PROBLEMS AND TASKS:
1. In the passage on a nature positive economy, why does the quoted director say that climate change and loss of nature must be addressed together?
2. Name every step of the LEAP framework described in the passage on a nature positive economy.
3. From the passage on a nature positive economy, quote the part that opens with the words containing "Although it is" and closes with "address root issues.".

Since it has become inevitable for businesses to set climate agendas, most sustainability strategies and finance are driven by a climate-first approach, sidelining other important areas, such as biodiversity.

“There is a need to emphasise that climate change and loss of nature are inextricably linked since both drive each other, and neither can be solved in isolation,”

says Thomas Ball, Director of Nature and Land Use at KPMG’s Sustainable Futures.

The concept of creating a nature positive economy is gaining momentum in the business, policy, and finance sectors and becoming more recognised as a way to address global ecological and societal challenges.

Based on the definition promoted by the global Nature Positive Initiative, it practically means that we ‘halt and reverse nature loss by 2030 on a 2020 baseline and achieve full recovery by 2050’, also known as the Global Goal for Nature.

As Thomas explains, nature positive is " a world where nature - species and ecosystems - is being restored and is regenerating rather than declining.”

This initiative is directly linked to the Global Biodiversity Framework (GBF), signed by 190 countries at the COP 15 UN Biodiversity Conference in 2022.

The Nature Positive Initiative advocates for the full implementation of the Biodiversity Plan to reverse nature loss by 2030. Image: Nature Positive Initiative

“Target 15 under the GBF is particularly important for businesses: `Businesses Assess, Disclose and Reduce Biodiversity-Related Risks and Negative Impacts`.

However, it is still challenging to translate these global goals and definitions into tangible actions,” adds Thomas, noting that this will happen sooner rather than later.

Although it is tempting to say that my business is unrelated to nature, very few companies can function in complete isolation from ecosystems, and it is becoming more expensive to keep problems away and pay off rather than address root issues.

He highlights that forward-thinking businesses are already integrating nature and climate strategies and that ready-to-use resources are available to help companies design meaningful plans and outline required steps.

A practical tool he recommends is the LEAP framework, a four-step practical process set out by the Taskforce on Nature-related Financial Disclosures, which stands for Locate, Evaluate, Assess and Prepare.

It starts by locating the company`s direct and indirect interface with nature and biodiversity, then evaluates nature-related impacts and dependencies from the business model and activities, assesses related risks and opportunities, and concludes by disclosing the findings in a report.

The next phase is to develop an integrated climate and nature transition plan with clear, actionable steps to achieve science-based targets in order to build resilience and contribute to a more sustainable economy.

Although it might all seem very logical, it is far from being the business-as-usual practice.

“Nature, in some quarters, continues to play second-order priority to climate change and other ESG topics, but in the main, it is rapidly rising on the agenda,”

shares Thomas.

He adds that "in general, leaders are familiar with nature-related issues but it is a challenge for them to prioritise, make it tangible and divert funding towards this area as it doesn`t seem to have the same urgency as addressing the climate crisis.”

MATERIAL SHOWN:
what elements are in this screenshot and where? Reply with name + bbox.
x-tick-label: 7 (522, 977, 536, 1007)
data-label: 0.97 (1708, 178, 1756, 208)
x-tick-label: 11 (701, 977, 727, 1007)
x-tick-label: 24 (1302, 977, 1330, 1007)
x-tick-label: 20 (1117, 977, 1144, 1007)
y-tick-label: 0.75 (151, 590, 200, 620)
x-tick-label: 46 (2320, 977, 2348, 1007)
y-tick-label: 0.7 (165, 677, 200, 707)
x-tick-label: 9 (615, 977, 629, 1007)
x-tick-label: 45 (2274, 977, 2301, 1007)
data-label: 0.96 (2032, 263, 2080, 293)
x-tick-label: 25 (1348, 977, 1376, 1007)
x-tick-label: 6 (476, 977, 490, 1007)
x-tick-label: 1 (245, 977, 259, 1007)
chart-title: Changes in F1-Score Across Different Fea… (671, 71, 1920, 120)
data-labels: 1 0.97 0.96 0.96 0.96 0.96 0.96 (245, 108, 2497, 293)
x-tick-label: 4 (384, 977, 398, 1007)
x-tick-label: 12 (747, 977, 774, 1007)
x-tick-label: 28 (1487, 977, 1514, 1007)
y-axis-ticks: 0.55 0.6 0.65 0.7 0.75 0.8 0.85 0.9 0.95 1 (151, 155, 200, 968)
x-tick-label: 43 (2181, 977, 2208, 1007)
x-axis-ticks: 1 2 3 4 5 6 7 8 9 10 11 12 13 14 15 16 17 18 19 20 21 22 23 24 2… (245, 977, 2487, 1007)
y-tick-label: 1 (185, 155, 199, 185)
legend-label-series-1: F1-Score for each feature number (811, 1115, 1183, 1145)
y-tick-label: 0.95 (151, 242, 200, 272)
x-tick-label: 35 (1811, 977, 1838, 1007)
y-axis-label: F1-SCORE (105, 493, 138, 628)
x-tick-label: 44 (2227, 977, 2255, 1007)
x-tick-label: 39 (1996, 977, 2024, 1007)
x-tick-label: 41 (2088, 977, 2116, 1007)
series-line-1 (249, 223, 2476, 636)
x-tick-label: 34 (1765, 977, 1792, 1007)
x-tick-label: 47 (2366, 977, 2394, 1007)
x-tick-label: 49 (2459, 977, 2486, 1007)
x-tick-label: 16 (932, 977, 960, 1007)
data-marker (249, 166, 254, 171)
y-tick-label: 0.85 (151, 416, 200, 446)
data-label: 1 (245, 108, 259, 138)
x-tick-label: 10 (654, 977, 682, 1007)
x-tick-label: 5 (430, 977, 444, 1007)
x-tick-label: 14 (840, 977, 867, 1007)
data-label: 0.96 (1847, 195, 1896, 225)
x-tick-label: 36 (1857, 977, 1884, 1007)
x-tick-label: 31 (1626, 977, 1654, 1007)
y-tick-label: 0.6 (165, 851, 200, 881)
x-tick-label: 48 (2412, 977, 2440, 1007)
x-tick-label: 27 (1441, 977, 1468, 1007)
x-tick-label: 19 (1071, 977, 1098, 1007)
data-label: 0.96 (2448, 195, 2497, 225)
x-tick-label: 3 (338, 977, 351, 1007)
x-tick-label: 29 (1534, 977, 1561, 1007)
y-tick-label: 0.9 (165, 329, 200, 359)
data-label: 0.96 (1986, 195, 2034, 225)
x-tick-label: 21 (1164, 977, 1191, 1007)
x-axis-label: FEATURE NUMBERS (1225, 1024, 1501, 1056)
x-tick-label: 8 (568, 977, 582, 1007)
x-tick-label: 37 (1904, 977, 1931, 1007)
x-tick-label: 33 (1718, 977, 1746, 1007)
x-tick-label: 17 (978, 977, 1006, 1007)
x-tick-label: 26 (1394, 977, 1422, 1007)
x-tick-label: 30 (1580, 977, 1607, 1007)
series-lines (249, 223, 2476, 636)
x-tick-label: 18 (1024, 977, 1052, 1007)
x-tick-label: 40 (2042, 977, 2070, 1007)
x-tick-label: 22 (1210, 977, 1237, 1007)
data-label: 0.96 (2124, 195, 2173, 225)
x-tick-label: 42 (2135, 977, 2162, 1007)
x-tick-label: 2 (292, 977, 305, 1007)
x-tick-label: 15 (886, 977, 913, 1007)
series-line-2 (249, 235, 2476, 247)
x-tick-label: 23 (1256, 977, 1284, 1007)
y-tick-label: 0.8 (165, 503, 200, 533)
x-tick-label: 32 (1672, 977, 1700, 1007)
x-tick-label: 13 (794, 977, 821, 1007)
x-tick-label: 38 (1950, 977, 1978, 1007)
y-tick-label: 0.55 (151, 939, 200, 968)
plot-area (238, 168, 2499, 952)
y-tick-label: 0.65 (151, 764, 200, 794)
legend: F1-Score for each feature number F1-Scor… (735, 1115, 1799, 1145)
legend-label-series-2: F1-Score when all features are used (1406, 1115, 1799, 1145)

FINAL ANSWERS:
1. He says the two are inextricably linked because each drives the other, so neither can be solved in isolation.

2. Locate, Evaluate, Assess, Prepare

3.
Although it is tempting to say that my business is unrelated to nature, very few companies can function in complete isolation from ecosystems, and it is becoming more expensive to keep problems away and pay off rather than address root issues.